#### [Aim]
Write out the full set of records exactly. Any pictures in them do not belong in the copy.

━━━━━━━━

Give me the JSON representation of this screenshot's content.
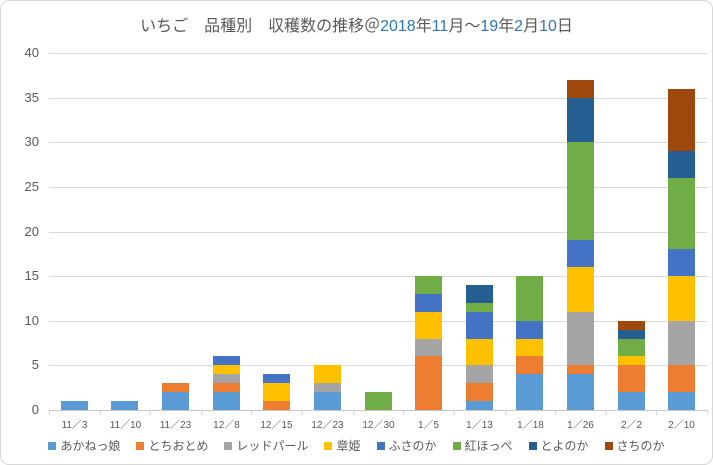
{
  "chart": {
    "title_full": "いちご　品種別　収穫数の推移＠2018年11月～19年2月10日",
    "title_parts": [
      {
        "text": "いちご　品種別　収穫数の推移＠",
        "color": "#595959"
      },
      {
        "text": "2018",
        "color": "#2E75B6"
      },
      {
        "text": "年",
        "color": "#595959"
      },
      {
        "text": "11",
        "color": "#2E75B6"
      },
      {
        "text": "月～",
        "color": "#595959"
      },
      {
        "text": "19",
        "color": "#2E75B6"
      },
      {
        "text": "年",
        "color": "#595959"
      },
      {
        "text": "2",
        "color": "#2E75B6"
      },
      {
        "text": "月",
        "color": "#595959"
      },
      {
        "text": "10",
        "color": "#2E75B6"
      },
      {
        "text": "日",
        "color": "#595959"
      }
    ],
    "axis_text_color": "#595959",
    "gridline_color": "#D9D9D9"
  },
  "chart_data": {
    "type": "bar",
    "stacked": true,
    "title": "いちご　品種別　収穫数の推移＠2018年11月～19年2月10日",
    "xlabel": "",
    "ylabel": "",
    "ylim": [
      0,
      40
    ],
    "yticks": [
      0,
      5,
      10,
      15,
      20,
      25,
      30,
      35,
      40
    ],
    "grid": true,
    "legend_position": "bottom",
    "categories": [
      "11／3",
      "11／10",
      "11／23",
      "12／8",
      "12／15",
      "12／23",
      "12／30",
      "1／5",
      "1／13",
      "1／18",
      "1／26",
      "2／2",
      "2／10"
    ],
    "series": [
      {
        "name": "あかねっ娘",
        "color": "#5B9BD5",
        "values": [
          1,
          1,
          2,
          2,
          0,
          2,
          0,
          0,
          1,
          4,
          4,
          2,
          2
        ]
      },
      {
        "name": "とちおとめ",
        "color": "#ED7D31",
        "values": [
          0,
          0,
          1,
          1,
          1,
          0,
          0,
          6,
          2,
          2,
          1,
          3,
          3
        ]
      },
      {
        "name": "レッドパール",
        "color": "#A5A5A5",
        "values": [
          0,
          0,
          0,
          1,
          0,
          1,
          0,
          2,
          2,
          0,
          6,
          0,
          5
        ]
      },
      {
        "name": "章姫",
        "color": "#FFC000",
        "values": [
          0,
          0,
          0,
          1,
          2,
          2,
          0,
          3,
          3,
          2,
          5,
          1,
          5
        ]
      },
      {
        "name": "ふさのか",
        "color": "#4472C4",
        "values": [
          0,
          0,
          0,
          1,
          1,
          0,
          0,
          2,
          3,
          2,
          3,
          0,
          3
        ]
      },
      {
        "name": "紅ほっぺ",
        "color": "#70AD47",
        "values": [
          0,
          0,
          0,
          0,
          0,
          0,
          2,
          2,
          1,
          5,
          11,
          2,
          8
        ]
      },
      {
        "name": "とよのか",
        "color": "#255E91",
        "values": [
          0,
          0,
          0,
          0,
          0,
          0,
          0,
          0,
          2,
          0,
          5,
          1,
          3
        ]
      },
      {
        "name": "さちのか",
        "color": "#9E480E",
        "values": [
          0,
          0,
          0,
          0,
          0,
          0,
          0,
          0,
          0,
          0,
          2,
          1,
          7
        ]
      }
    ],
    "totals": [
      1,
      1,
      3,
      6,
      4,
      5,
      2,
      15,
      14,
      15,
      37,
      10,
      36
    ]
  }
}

━━━━━━━━

#### [Result]
Give me the JSON representation of this screenshot's content.
{
  "chart": {
    "title_full": "いちご　品種別　収穫数の推移＠2018年11月～19年2月10日",
    "title_parts": [
      {
        "text": "いちご　品種別　収穫数の推移＠",
        "color": "#595959"
      },
      {
        "text": "2018",
        "color": "#2E75B6"
      },
      {
        "text": "年",
        "color": "#595959"
      },
      {
        "text": "11",
        "color": "#2E75B6"
      },
      {
        "text": "月～",
        "color": "#595959"
      },
      {
        "text": "19",
        "color": "#2E75B6"
      },
      {
        "text": "年",
        "color": "#595959"
      },
      {
        "text": "2",
        "color": "#2E75B6"
      },
      {
        "text": "月",
        "color": "#595959"
      },
      {
        "text": "10",
        "color": "#2E75B6"
      },
      {
        "text": "日",
        "color": "#595959"
      }
    ],
    "axis_text_color": "#595959",
    "gridline_color": "#D9D9D9"
  },
  "chart_data": {
    "type": "bar",
    "stacked": true,
    "title": "いちご　品種別　収穫数の推移＠2018年11月～19年2月10日",
    "xlabel": "",
    "ylabel": "",
    "ylim": [
      0,
      40
    ],
    "yticks": [
      0,
      5,
      10,
      15,
      20,
      25,
      30,
      35,
      40
    ],
    "grid": true,
    "legend_position": "bottom",
    "categories": [
      "11／3",
      "11／10",
      "11／23",
      "12／8",
      "12／15",
      "12／23",
      "12／30",
      "1／5",
      "1／13",
      "1／18",
      "1／26",
      "2／2",
      "2／10"
    ],
    "series": [
      {
        "name": "あかねっ娘",
        "color": "#5B9BD5",
        "values": [
          1,
          1,
          2,
          2,
          0,
          2,
          0,
          0,
          1,
          4,
          4,
          2,
          2
        ]
      },
      {
        "name": "とちおとめ",
        "color": "#ED7D31",
        "values": [
          0,
          0,
          1,
          1,
          1,
          0,
          0,
          6,
          2,
          2,
          1,
          3,
          3
        ]
      },
      {
        "name": "レッドパール",
        "color": "#A5A5A5",
        "values": [
          0,
          0,
          0,
          1,
          0,
          1,
          0,
          2,
          2,
          0,
          6,
          0,
          5
        ]
      },
      {
        "name": "章姫",
        "color": "#FFC000",
        "values": [
          0,
          0,
          0,
          1,
          2,
          2,
          0,
          3,
          3,
          2,
          5,
          1,
          5
        ]
      },
      {
        "name": "ふさのか",
        "color": "#4472C4",
        "values": [
          0,
          0,
          0,
          1,
          1,
          0,
          0,
          2,
          3,
          2,
          3,
          0,
          3
        ]
      },
      {
        "name": "紅ほっぺ",
        "color": "#70AD47",
        "values": [
          0,
          0,
          0,
          0,
          0,
          0,
          2,
          2,
          1,
          5,
          11,
          2,
          8
        ]
      },
      {
        "name": "とよのか",
        "color": "#255E91",
        "values": [
          0,
          0,
          0,
          0,
          0,
          0,
          0,
          0,
          2,
          0,
          5,
          1,
          3
        ]
      },
      {
        "name": "さちのか",
        "color": "#9E480E",
        "values": [
          0,
          0,
          0,
          0,
          0,
          0,
          0,
          0,
          0,
          0,
          2,
          1,
          7
        ]
      }
    ],
    "totals": [
      1,
      1,
      3,
      6,
      4,
      5,
      2,
      15,
      14,
      15,
      37,
      10,
      36
    ]
  }
}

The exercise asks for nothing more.